**WHAT NEEDS TO BE DONE**. Work out how many lines of the listing hold "如需改动", then state only that count.

**DATASET RECORDS**.
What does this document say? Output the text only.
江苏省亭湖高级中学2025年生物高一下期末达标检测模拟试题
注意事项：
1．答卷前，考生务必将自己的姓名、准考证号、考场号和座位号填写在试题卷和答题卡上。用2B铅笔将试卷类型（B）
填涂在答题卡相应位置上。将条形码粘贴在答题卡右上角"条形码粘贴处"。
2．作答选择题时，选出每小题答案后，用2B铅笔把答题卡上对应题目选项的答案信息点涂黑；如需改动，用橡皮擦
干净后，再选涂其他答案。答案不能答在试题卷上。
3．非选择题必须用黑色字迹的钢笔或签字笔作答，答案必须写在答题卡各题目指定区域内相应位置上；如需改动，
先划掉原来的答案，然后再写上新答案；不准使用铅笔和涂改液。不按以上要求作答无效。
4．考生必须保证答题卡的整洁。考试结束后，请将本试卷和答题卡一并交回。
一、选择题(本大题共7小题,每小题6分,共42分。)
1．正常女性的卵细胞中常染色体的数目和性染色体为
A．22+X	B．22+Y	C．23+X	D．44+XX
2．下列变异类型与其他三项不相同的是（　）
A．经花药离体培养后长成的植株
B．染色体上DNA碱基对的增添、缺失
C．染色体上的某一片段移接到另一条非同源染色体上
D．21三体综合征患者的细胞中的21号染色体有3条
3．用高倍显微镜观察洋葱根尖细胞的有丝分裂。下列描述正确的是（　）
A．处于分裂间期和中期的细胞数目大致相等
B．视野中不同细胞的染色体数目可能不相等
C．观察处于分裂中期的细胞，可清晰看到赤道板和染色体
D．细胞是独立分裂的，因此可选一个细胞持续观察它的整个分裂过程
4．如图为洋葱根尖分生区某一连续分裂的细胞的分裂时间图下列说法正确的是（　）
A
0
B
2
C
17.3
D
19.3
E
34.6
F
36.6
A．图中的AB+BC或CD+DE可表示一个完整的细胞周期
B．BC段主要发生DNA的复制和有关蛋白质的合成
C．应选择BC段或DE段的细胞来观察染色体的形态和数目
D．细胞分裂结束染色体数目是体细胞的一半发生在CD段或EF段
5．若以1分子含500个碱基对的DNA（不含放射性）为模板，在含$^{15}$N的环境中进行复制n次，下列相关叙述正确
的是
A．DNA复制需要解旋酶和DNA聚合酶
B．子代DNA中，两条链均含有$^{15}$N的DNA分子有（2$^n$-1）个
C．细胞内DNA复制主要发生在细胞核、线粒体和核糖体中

**REPLY TO THE TASK**. 2